▶ _Short problem_:
Find every line in the records that holds the string "成都市金牛区人民政府机关党支部". Copy each one.

▶ _Recorded data_:
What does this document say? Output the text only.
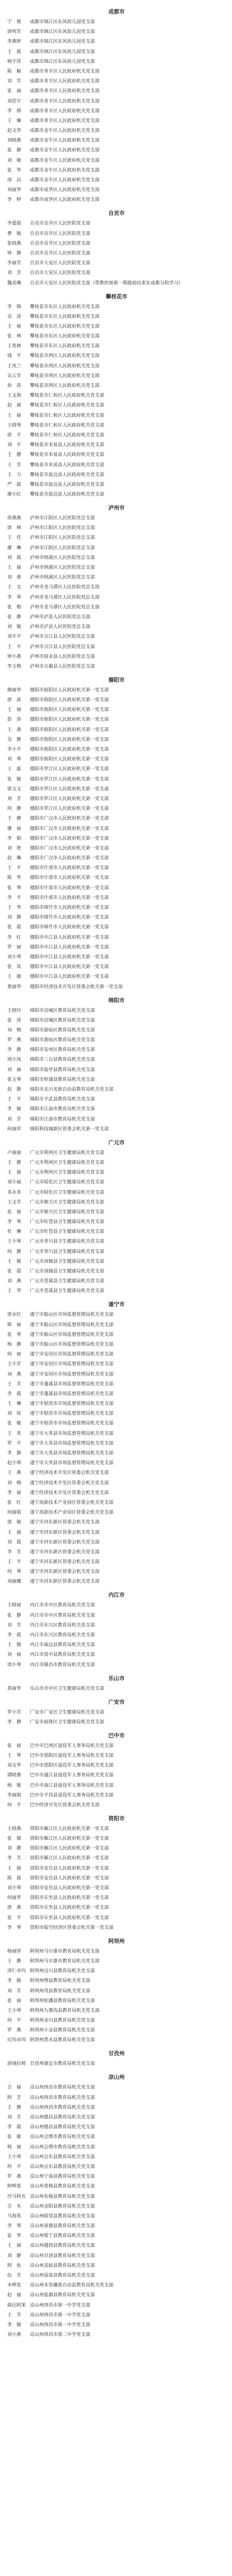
成都市
宁　俊	成都市锦江区东风幼儿园党支部
唐明芳	成都市锦江区东风幼儿园党支部
李燕婷	成都市锦江区东风幼儿园党支部
王　霞	成都市锦江区东风幼儿园党支部
杨宇萍	成都市锦江区东风幼儿园党支部
陈　颖	成都市青羊区人民政府机关党支部
刘　芳	成都市青羊区人民政府机关党支部
张　丽	成都市青羊区人民政府机关党支部
刘思宇	成都市青羊区人民政府机关党支部
李　倩	成都市青羊区人民政府机关党支部
王　琳	成都市青羊区人民政府机关党支部
赵文华	成都市金牛区人民政府机关党支部
刘晓燕	成都市金牛区人民政府机关党支部
张　静	成都市金牛区人民政府机关党支部
刘　敏	成都市金牛区人民政府机关党支部
张　华	成都市金牛区人民政府机关党支部
周　洁	成都市金牛区人民政府机关党支部
刘丽华	成都市成华区人民政府机关党支部
李　婷	成都市成华区人民政府机关党支部
自贡市
李爱霞	自贡市贡井区人民医院党支部
曹　敏	自贡市贡井区人民医院党支部
张晓燕	自贡市贡井区人民医院党支部
钟　静	自贡市贡井区人民医院党支部
李丽芳	自贡市大安区人民医院党支部
刘　芳	自贡市大安区人民医院党支部
魏美琳	自贡市大安区人民医院党支部（带教医师第一期提前结束在成都分院学习）
攀枝花市
李　锦	攀枝花市东区人民政府机关党支部
吴　涛	攀枝花市东区人民政府机关党支部
王　丽	攀枝花市东区人民政府机关党支部
张　林	攀枝花市东区人民政府机关党支部
王兆林	攀枝花市东区人民政府机关党支部
钱　平	攀枝花市西区人民政府机关党支部
王凤兰	攀枝花市西区人民政府机关党支部
吴云芳	攀枝花市西区人民政府机关党支部
孙　涛	攀枝花市西区人民政府机关党支部
王文海	攀枝花市仁和区人民政府机关党支部
赵　丽	攀枝花市仁和区人民政府机关党支部
王　丽	攀枝花市仁和区人民政府机关党支部
王晓琴	攀枝花市仁和区人民政府机关党支部
唐　平	攀枝花市仁和区人民政府机关党支部
刘　平	攀枝花市米易县人民政府机关党支部
王　静	攀枝花市米易县人民政府机关党支部
王　芳	攀枝花市米易县人民政府机关党支部
王　力	攀枝花市盐边县人民政府机关党支部
严　霞	攀枝花市盐边县人民政府机关党支部
廖小红	攀枝花市盐边县人民政府机关党支部
泸州市
徐燕燕	泸州市江阳区人民医院党总支部
唐　林	泸州市江阳区人民医院党总支部
王　佳	泸州市江阳区人民医院党总支部
廖　琳	泸州市江阳区人民医院党总支部
刘　霞	泸州市纳溪区人民医院党总支部
王　丽	泸州市纳溪区人民医院党总支部
刘　燕	泸州市纳溪区人民医院党总支部
王　文	泸州市龙马潭区人民医院党总支部
李　琴	泸州市龙马潭区人民医院党总支部
张　梅	泸州市龙马潭区人民医院党总支部
张　静	泸州市泸县人民医院党总支部
刘　敏	泸州市泸县人民医院党总支部
刘平平	泸州市合江县人民医院党总支部
王　平	泸州市合江县人民医院党总支部
钟小燕	泸州市叙永县人民医院党总支部
李玉梅	泸州市古蔺县人民医院党总支部
德阳市
颜丽华	德阳市旌阳区人民政府机关第一党支部
唐　波	德阳市旌阳区人民政府机关第一党支部
王　丽	德阳市旌阳区人民政府机关第一党支部
彭　涛	德阳市旌阳区人民政府机关第一党支部
王　燕	德阳市旌阳区人民政府机关第一党支部
吴　静	德阳市旌阳区人民政府机关第一党支部
李小平	德阳市旌阳区人民政府机关第一党支部
刘　琴	德阳市旌阳区人民政府机关第一党支部
王　磊	德阳市罗江区人民政府机关第一党支部
张　敏	德阳市罗江区人民政府机关第一党支部
唐文文	德阳市罗江区人民政府机关第一党支部
刘　芳	德阳市罗江区人民政府机关第一党支部
何　静	德阳市罗江区人民政府机关第一党支部
王　静	德阳市广汉市人民政府机关第一党支部
廖　丽	德阳市广汉市人民政府机关第一党支部
李　娟	德阳市广汉市人民政府机关第一党支部
刘　艳	德阳市广汉市人民政府机关第一党支部
赵　琳	德阳市广汉市人民政府机关第一党支部
王　平	德阳市什邡市人民政府机关第一党支部
陈　华	德阳市什邡市人民政府机关第一党支部
张　琴	德阳市什邡市人民政府机关第一党支部
李　平	德阳市什邡市人民政府机关第一党支部
王　华	德阳市绵竹市人民政府机关第一党支部
刘　静	德阳市绵竹市人民政府机关第一党支部
张　霞	德阳市绵竹市人民政府机关第一党支部
李　红	德阳市中江县人民政府机关第一党支部
罗　丽	德阳市中江县人民政府机关第一党支部
刘小琴	德阳市中江县人民政府机关第一党支部
张　凤	德阳市中江县人民政府机关第一党支部
王　敏	德阳市中江县人民政府机关第一党支部
黄丽华	德阳市经济技术开发区管委会机关第一党支部
绵阳市
王晓玲	绵阳市涪城区教育局机关党支部
张　涛	绵阳市涪城区教育局机关党支部
刘　梅	绵阳市游仙区教育局机关党支部
罗　燕	绵阳市游仙区教育局机关党支部
李　静	绵阳市安州区教育局机关党支部
周小凤	绵阳市三台县教育局机关党支部
刘　丽	绵阳市盐亭县教育局机关党支部
张玉琴	绵阳市梓潼县教育局机关党支部
赵　静	绵阳市北川羌族自治县教育局机关党支部
王　平	绵阳市平武县教育局机关党支部
李　敏	绵阳市江油市教育局机关党支部
刘　芳	绵阳市江油市教育局机关党支部
何丽萍	绵阳科技城新区管委会机关第一党支部
广元市
卢丽丽	广元市利州区卫生健康局机关党支部
王　静	广元市利州区卫生健康局机关党支部
王　丽	广元市利州区卫生健康局机关党支部
刘小丽	广元市昭化区卫生健康局机关党支部
邓永英	广元市昭化区卫生健康局机关党支部
王文芳	广元市朝天区卫生健康局机关党支部
张　丽	广元市朝天区卫生健康局机关党支部
李　琴	广元市旺苍县卫生健康局机关党支部
杜　琳	广元市旺苍县卫生健康局机关党支部
王小琴	广元市青川县卫生健康局机关党支部
何　静	广元市青川县卫生健康局机关党支部
王　敏	广元市剑阁县卫生健康局机关党支部
张　霞	广元市剑阁县卫生健康局机关党支部
刘　燕	广元市苍溪县卫生健康局机关党支部
王　华	广元市苍溪县卫生健康局机关党支部
遂宁市
唐永红	遂宁市船山区市场监督管理局机关党支部
陈　丽	遂宁市船山区市场监督管理局机关党支部
张　琴	遂宁市船山区市场监督管理局机关党支部
杨　静	遂宁市船山区市场监督管理局机关党支部
何　丽	遂宁市安居区市场监督管理局机关党支部
王小芳	遂宁市安居区市场监督管理局机关党支部
刘　燕	遂宁市安居区市场监督管理局机关党支部
王　芳	遂宁市蓬溪县市场监督管理局机关党支部
李　霞	遂宁市蓬溪县市场监督管理局机关党支部
王　琳	遂宁市射洪市市场监督管理局机关党支部
刘　琼	遂宁市射洪市市场监督管理局机关党支部
张　敏	遂宁市射洪市市场监督管理局机关党支部
王　英	遂宁市大英县市场监督管理局机关党支部
罗　平	遂宁市大英县市场监督管理局机关党支部
李　静	遂宁市大英县市场监督管理局机关党支部
赵小琴	遂宁市大英县市场监督管理局机关党支部
王　燕	遂宁经济技术开发区管委会机关党支部
刘　梅	遂宁经济技术开发区管委会机关党支部
李　丽	遂宁经济技术开发区管委会机关党支部
张　红	遂宁高新技术产业园区管委会机关党支部
何丽娟	遂宁高新技术产业园区管委会机关党支部
唐　敏	遂宁市河东新区管委会机关党支部
王　丽	遂宁市河东新区管委会机关党支部
刘　霞	遂宁市河东新区管委会机关党支部
李　芳	遂宁市河东新区管委会机关党支部
王　平	遂宁市河东新区管委会机关党支部
何　琴	遂宁市河东新区管委会机关党支部
刘丽娜	遂宁市河东新区管委会机关党支部
内江市
王晓丽	内江市市中区教育局机关党支部
张　静	内江市市中区教育局机关党支部
刘　芳	内江市东兴区教育局机关党支部
李　霞	内江市东兴区教育局机关党支部
王　敏	内江市威远县教育局机关党支部
刘　丽	内江市资中县教育局机关党支部
周小琴	内江市隆昌市教育局机关党支部
乐山市
黄丽华	乐山市市中区卫生健康局机关党支部
广安市
罗小芳	广安市广安区卫生健康局机关党支部
李　静	广安市前锋区卫生健康局机关党支部
巴中市
张　丽	巴中市巴州区退役军人事务局机关党支部
王　琴	巴中市恩阳区退役军人事务局机关党支部
刘文华	巴中市恩阳区退役军人事务局机关党支部
谭晓燕	巴中市通江县退役军人事务局机关党支部
杨　敏	巴中市南江县退役军人事务局机关党支部
李丽娟	巴中市平昌县退役军人事务局机关党支部
何　平	巴中经济开发区管委会机关党支部
资阳市
王晓燕	资阳市雁江区人民政府机关第一党支部
张　敏	资阳市雁江区人民政府机关第一党支部
刘　静	资阳市雁江区人民政府机关第一党支部
李　芳	资阳市雁江区人民政府机关第一党支部
王　丽	资阳市安岳县人民政府机关第一党支部
陈　霞	资阳市安岳县人民政府机关第一党支部
刘小琴	资阳市安岳县人民政府机关第一党支部
何丽华	资阳市乐至县人民政府机关第一党支部
唐　燕	资阳市乐至县人民政府机关第一党支部
张　平	资阳市乐至县人民政府机关第一党支部
李　琴	资阳市临空经济区管委会机关第一党支部
阿坝州
杨丽萍	阿坝州马尔康市教育局机关党支部
王　静	阿坝州马尔康市教育局机关党支部
泽仁卓玛 阿坝州汶川县教育局机关党支部
李　敏	阿坝州理县教育局机关党支部
刘　芳	阿坝州茂县教育局机关党支部
张　丽	阿坝州松潘县教育局机关党支部
王小琴	阿坝州九寨沟县教育局机关党支部
何　平	阿坝州金川县教育局机关党支部
罗　燕	阿坝州小金县教育局机关党支部
尼玛卓玛 阿坝州黑水县教育局机关党支部
甘孜州
洛绒拉姆 甘孜州康定市教育局机关党支部
凉山州
吉　丽	凉山州西昌市教育局机关党支部
阿　芝	凉山州西昌市教育局机关党支部
王　静	凉山州西昌市教育局机关党支部
刘　芳	凉山州德昌县教育局机关党支部
李　霞	凉山州德昌县教育局机关党支部
张　敏	凉山州会理市教育局机关党支部
杨　丽	凉山州会理市教育局机关党支部
王小琴	凉山州会东县教育局机关党支部
何　平	凉山州会东县教育局机关党支部
罗　燕	凉山州宁南县教育局机关党支部
阿呷莫	凉山州普格县教育局机关党支部
沙马阿衣 凉山州布拖县教育局机关党支部
吉　木	凉山州金阳县教育局机关党支部
马海英	凉山州昭觉县教育局机关党支部
李　琴	凉山州喜德县教育局机关党支部
张　华	凉山州冕宁县教育局机关党支部
王　丽	凉山州越西县教育局机关党支部
刘　静	凉山州甘洛县教育局机关党支部
阿　依	凉山州美姑县教育局机关党支部
伍　芳	凉山州雷波县教育局机关党支部
木呷莫	凉山州木里藏族自治县教育局机关党支部
赵　丽	凉山州盐源县教育局机关党支部
曲比阿果 凉山州西昌市第一中学党支部
王　芳	凉山州西昌市第一中学党支部
李　敏	凉山州西昌市第一中学党支部
刘小燕	凉山州西昌市第二中学党支部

▶ _Task response_:
赵文华	成都市金牛区人民政府机关党支部
刘晓燕	成都市金牛区人民政府机关党支部
张　静	成都市金牛区人民政府机关党支部
刘　敏	成都市金牛区人民政府机关党支部
张　华	成都市金牛区人民政府机关党支部
周　洁	成都市金牛区人民政府机关党支部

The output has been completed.